> What is needed
Pull every line containing "ASSD" out of the material below.

> Collected data entries
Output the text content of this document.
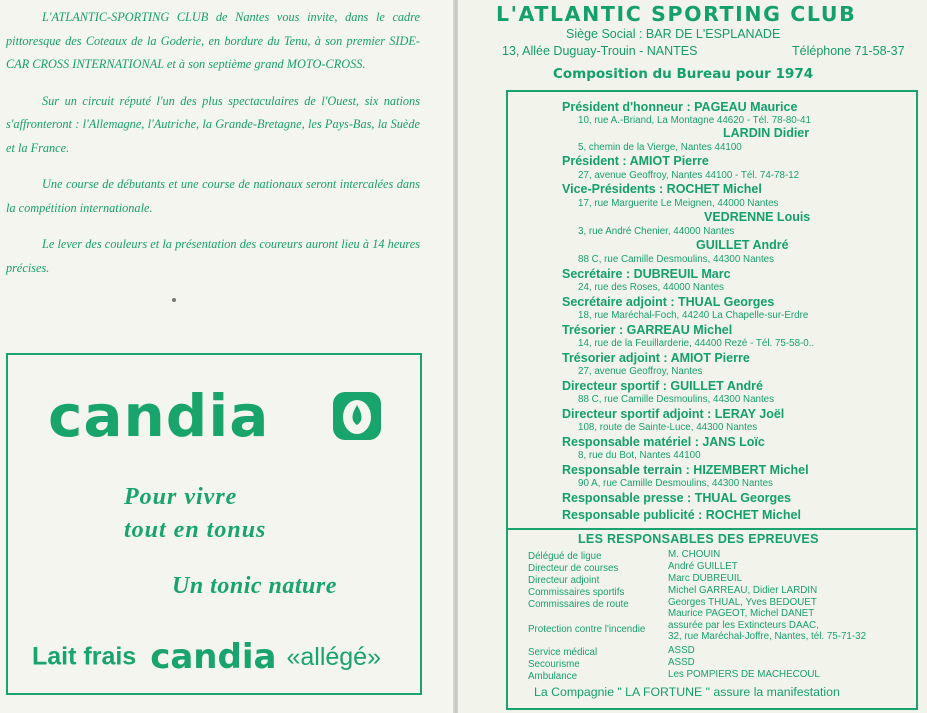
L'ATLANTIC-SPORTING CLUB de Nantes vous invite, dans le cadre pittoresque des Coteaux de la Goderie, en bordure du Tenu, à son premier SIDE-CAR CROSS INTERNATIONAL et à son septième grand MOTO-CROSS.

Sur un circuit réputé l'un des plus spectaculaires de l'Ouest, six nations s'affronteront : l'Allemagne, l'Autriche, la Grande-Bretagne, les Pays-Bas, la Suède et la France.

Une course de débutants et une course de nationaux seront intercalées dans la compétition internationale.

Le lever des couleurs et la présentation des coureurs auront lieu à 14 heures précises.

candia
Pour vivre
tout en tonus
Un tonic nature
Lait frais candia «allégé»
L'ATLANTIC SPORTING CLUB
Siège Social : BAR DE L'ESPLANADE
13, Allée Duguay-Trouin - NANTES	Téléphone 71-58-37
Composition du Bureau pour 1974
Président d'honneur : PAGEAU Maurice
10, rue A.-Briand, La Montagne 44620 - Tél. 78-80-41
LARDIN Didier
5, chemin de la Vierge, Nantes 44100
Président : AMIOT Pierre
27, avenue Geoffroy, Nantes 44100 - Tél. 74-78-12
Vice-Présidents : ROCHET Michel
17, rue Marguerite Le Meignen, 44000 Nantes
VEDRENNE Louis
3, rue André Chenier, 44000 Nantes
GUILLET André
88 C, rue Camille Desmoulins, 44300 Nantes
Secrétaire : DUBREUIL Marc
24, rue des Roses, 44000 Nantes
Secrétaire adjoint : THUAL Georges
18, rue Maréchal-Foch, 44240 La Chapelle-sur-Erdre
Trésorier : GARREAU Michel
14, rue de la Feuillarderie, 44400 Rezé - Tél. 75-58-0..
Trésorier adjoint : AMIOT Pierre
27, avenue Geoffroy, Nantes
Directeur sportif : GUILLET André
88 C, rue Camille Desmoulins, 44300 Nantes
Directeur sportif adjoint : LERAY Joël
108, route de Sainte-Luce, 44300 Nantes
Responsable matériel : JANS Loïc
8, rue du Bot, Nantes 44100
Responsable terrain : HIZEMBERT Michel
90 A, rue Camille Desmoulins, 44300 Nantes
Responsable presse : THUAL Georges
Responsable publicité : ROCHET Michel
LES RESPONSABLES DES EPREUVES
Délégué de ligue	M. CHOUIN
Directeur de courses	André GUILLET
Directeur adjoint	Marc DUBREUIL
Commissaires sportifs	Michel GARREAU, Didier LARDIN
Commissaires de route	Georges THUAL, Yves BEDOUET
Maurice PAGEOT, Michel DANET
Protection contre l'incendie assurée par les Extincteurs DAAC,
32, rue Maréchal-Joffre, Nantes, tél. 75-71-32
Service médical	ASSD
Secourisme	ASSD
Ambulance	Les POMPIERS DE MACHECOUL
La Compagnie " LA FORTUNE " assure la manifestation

---

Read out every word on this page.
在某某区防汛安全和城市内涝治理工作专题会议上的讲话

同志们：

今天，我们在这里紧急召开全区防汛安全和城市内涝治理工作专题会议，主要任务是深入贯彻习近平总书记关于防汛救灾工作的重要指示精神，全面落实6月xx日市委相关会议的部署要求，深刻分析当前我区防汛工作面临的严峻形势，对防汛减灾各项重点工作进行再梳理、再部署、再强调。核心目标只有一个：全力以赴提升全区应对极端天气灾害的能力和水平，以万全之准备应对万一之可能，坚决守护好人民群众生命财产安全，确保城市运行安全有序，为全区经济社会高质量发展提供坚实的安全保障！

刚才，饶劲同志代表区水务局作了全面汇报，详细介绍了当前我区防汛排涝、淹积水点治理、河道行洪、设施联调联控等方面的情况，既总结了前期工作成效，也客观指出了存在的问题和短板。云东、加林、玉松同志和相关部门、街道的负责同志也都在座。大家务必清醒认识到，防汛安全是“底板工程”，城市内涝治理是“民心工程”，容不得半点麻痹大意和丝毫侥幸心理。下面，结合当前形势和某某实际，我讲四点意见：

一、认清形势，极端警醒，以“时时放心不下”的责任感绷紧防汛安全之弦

==

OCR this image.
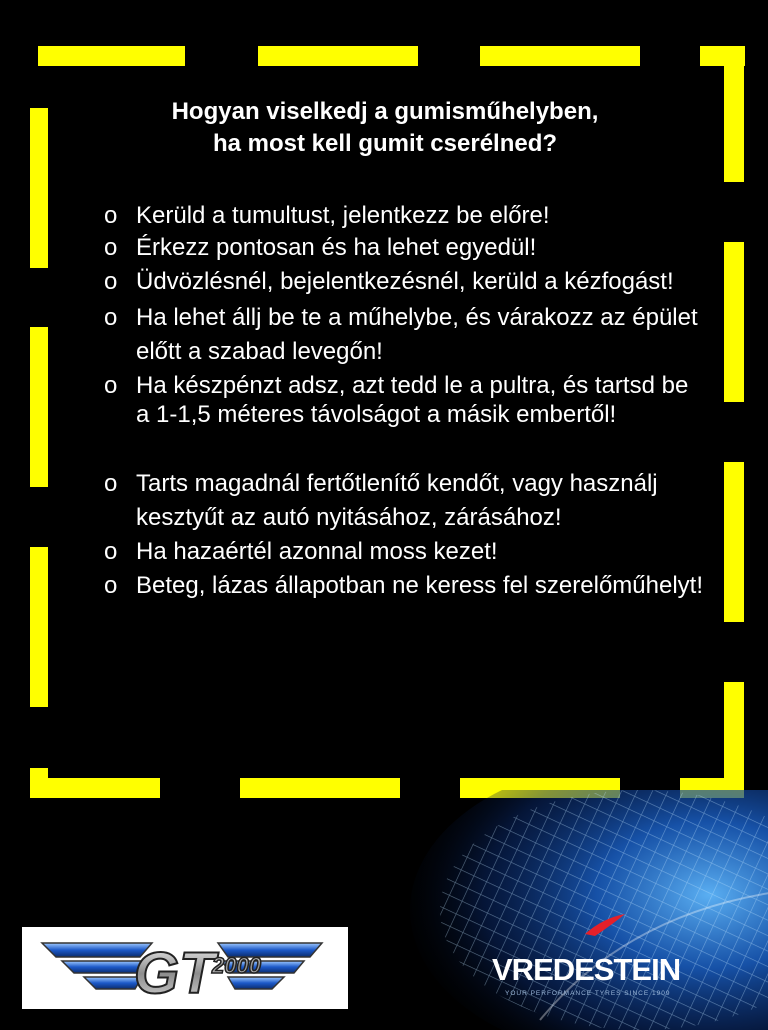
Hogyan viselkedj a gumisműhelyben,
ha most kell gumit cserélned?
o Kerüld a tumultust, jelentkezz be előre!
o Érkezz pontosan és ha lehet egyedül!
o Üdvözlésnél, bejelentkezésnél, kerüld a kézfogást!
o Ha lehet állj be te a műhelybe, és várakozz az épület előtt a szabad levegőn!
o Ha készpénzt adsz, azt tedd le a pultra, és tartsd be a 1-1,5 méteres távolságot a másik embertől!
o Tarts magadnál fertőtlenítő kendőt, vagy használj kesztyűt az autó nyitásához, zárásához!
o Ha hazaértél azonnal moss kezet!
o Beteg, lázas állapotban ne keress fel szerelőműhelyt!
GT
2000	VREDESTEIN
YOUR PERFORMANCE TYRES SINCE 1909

> Answer to the task
Service médical	ASSD
Secourisme	ASSD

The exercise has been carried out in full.